Directions for this task
Gather, from the data below, each line in which the word "าในสมเด" occurs.

Source data
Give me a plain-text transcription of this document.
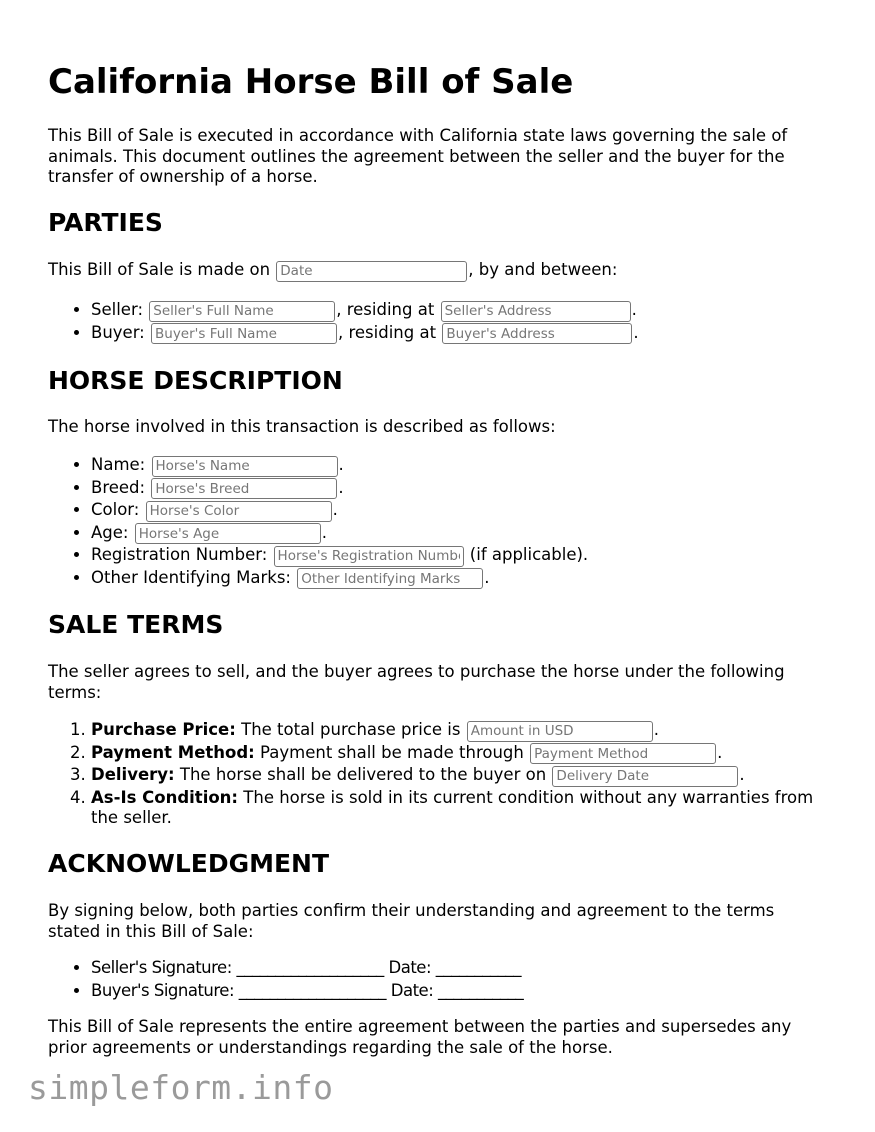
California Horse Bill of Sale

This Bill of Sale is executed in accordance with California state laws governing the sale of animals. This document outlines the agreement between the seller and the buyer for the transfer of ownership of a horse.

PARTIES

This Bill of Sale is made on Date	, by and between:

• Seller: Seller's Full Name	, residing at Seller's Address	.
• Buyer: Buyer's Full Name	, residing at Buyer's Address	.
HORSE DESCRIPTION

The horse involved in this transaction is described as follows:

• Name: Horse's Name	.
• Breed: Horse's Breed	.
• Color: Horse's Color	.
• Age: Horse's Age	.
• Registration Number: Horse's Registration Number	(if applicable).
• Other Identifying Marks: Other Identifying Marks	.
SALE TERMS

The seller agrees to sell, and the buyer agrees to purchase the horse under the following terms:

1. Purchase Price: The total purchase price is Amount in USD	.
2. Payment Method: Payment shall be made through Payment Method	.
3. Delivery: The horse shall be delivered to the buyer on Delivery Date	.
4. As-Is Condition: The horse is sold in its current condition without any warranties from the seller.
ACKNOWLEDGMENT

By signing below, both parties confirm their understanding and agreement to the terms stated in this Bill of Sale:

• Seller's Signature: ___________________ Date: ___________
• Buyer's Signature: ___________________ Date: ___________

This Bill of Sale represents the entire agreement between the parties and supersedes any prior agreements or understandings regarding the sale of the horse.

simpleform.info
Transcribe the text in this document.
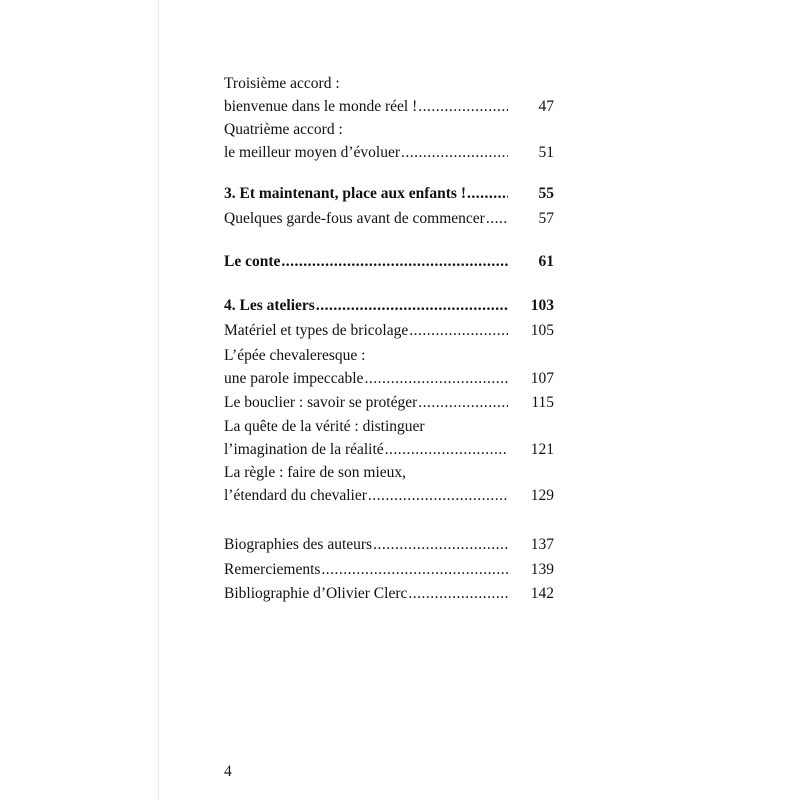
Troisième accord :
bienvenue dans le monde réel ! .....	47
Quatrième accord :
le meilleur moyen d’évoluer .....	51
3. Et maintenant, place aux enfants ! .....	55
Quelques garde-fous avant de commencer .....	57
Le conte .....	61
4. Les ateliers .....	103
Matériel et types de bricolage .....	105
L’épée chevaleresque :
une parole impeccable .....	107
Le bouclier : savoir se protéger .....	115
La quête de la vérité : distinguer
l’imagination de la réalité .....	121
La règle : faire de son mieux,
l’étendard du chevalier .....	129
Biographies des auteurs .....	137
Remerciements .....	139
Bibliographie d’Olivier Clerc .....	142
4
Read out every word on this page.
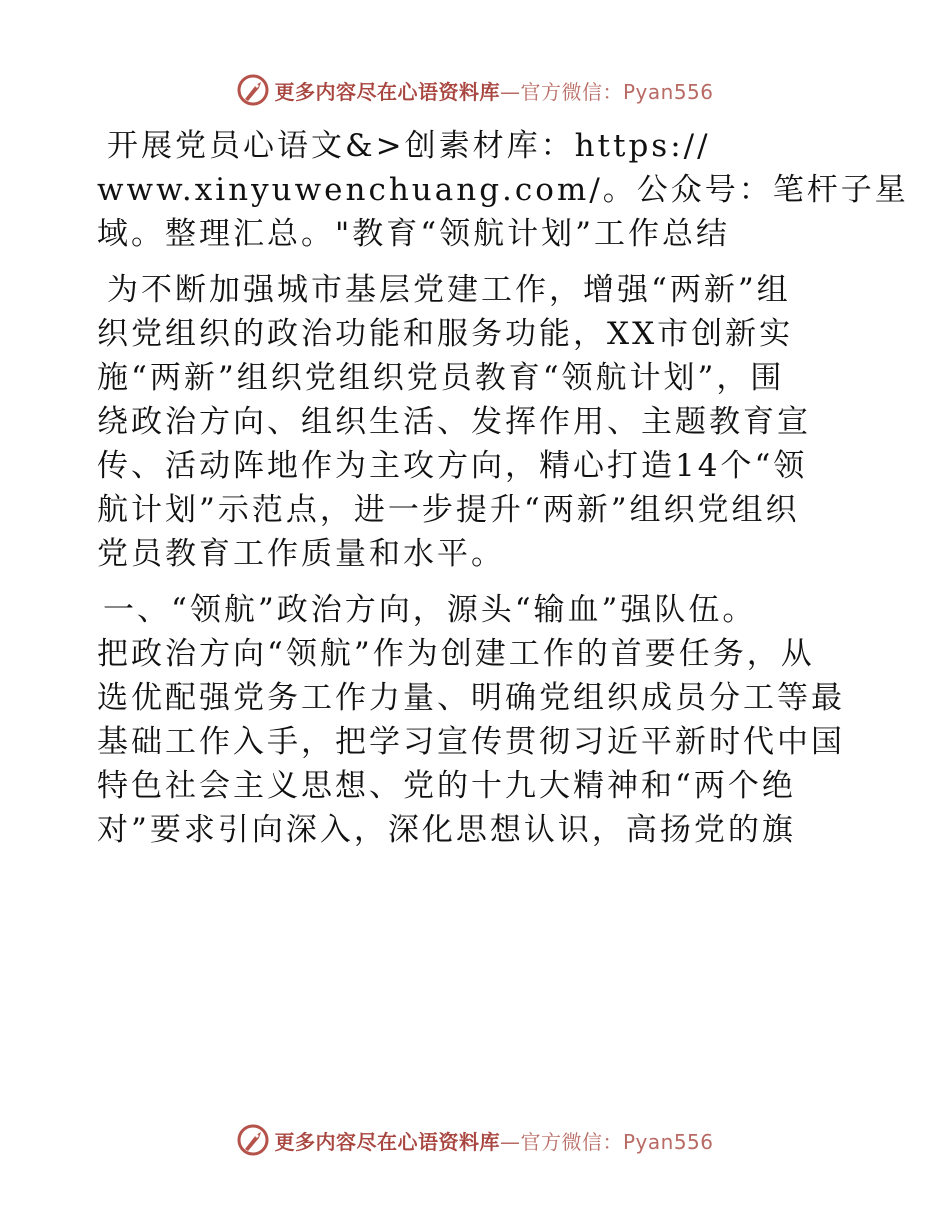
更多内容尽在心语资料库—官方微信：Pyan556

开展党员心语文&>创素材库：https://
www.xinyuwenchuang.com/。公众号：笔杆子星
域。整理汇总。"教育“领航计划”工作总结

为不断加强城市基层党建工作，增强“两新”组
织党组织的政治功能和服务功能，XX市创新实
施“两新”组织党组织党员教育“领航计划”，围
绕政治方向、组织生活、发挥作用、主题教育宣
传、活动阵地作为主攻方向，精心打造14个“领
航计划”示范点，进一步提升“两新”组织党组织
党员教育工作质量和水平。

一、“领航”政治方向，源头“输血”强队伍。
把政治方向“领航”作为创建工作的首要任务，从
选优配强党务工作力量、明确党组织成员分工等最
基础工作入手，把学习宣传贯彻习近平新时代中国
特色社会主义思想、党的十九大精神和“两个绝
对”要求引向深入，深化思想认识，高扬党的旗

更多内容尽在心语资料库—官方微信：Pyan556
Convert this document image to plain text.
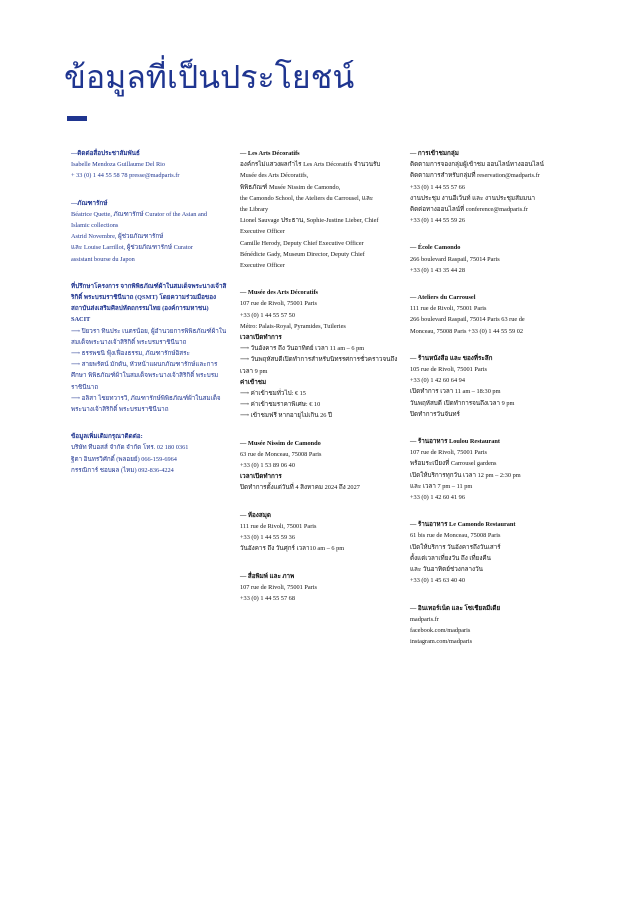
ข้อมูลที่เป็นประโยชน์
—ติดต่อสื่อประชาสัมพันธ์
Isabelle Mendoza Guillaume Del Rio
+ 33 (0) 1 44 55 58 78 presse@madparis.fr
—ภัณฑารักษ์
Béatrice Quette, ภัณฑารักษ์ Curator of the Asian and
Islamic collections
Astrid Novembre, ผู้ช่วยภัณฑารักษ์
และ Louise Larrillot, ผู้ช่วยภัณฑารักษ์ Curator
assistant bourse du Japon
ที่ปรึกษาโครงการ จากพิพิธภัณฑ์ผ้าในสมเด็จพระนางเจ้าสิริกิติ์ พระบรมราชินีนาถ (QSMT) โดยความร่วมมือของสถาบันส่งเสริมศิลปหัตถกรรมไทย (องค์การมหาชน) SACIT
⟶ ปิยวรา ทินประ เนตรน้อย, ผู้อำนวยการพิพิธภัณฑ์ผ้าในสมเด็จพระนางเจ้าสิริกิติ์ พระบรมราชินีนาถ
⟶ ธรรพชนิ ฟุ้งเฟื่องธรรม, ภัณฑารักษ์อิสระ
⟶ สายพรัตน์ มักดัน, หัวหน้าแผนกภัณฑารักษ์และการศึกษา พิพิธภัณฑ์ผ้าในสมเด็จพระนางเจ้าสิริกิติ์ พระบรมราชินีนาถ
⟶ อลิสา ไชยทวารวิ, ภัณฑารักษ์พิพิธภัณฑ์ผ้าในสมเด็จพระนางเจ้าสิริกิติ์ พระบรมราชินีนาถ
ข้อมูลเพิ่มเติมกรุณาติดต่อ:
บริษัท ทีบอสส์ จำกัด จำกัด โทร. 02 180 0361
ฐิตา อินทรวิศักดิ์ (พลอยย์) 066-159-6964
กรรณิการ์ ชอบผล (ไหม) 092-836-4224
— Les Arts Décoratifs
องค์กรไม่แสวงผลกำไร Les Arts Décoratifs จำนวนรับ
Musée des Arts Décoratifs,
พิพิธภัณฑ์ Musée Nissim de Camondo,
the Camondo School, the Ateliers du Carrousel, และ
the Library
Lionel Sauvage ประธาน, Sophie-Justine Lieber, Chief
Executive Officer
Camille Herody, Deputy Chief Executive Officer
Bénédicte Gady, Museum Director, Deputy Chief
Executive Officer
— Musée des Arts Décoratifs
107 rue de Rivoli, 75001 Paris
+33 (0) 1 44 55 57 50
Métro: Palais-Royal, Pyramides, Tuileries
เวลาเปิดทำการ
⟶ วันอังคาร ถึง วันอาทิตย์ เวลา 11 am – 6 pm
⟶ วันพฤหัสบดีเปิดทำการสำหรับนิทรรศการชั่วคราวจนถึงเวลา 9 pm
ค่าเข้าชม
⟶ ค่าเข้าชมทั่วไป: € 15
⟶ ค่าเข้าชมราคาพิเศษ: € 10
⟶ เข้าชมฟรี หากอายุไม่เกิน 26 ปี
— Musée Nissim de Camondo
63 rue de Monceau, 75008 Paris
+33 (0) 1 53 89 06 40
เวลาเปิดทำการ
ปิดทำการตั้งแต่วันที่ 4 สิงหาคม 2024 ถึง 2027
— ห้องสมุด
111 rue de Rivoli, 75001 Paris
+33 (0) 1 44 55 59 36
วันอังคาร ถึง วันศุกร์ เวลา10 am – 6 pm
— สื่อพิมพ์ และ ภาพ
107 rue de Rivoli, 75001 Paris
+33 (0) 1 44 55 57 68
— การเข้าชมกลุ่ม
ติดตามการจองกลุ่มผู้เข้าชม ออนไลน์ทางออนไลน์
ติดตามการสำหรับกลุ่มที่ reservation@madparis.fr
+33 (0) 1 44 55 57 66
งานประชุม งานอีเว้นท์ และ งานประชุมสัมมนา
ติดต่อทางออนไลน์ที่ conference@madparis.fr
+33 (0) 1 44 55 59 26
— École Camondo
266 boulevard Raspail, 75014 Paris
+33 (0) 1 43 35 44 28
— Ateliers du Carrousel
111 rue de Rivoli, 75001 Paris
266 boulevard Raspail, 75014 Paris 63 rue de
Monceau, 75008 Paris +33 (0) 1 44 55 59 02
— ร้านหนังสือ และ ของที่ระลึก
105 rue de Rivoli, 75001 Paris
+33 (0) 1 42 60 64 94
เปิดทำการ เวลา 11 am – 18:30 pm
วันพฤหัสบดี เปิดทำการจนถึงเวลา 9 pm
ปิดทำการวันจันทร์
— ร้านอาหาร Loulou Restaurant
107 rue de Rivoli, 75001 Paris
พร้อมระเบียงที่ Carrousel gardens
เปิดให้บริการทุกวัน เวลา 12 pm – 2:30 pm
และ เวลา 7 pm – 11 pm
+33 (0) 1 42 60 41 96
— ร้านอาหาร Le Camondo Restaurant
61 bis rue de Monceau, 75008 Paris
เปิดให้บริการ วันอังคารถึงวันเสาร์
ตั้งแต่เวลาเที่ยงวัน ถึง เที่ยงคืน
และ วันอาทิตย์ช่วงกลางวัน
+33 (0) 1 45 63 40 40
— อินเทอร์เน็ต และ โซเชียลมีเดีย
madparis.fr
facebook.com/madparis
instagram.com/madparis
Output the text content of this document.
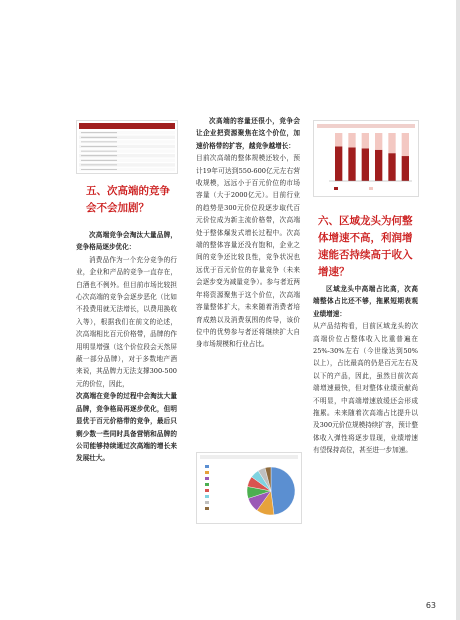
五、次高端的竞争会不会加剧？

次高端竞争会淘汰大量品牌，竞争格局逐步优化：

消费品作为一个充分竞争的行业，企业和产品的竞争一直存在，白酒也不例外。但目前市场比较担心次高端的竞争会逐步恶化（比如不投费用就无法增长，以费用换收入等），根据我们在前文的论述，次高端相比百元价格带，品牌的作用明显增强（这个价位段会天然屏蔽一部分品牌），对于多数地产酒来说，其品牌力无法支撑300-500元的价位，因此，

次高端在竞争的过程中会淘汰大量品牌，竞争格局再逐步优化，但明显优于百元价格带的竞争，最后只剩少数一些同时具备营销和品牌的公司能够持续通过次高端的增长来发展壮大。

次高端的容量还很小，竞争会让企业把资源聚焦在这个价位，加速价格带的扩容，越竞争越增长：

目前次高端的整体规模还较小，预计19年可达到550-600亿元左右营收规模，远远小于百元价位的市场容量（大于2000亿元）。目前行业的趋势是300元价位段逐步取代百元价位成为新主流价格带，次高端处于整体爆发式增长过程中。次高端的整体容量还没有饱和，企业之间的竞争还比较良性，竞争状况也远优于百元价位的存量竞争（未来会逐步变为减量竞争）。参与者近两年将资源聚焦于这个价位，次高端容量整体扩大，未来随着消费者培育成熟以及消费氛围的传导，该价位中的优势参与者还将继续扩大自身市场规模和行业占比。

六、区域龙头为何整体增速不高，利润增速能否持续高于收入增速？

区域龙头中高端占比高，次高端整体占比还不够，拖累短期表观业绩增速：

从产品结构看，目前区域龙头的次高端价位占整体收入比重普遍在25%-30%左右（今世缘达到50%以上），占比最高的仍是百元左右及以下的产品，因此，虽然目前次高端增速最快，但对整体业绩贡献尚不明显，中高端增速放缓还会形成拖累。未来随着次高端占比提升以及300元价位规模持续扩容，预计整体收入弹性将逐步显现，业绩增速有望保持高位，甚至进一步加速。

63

Exercise answer
ที่ปรึกษาโครงการ จากพิพิธภัณฑ์ผ้าในสมเด็จพระนางเจ้าสิริกิติ์ พระบรมราชินีนาถ (QSMT) โดยความร่วมมือของสถาบันส่งเสริมศิลปหัตถกรรมไทย (องค์การมหาชน) SACIT
⟶ ปิยวรา ทินประ เนตรน้อย, ผู้อำนวยการพิพิธภัณฑ์ผ้าในสมเด็จพระนางเจ้าสิริกิติ์ พระบรมราชินีนาถ
⟶ สายพรัตน์ มักดัน, หัวหน้าแผนกภัณฑารักษ์และการศึกษา พิพิธภัณฑ์ผ้าในสมเด็จพระนางเจ้าสิริกิติ์ พระบรมราชินีนาถ
⟶ อลิสา ไชยทวารวิ, ภัณฑารักษ์พิพิธภัณฑ์ผ้าในสมเด็จพระนางเจ้าสิริกิติ์ พระบรมราชินีนาถ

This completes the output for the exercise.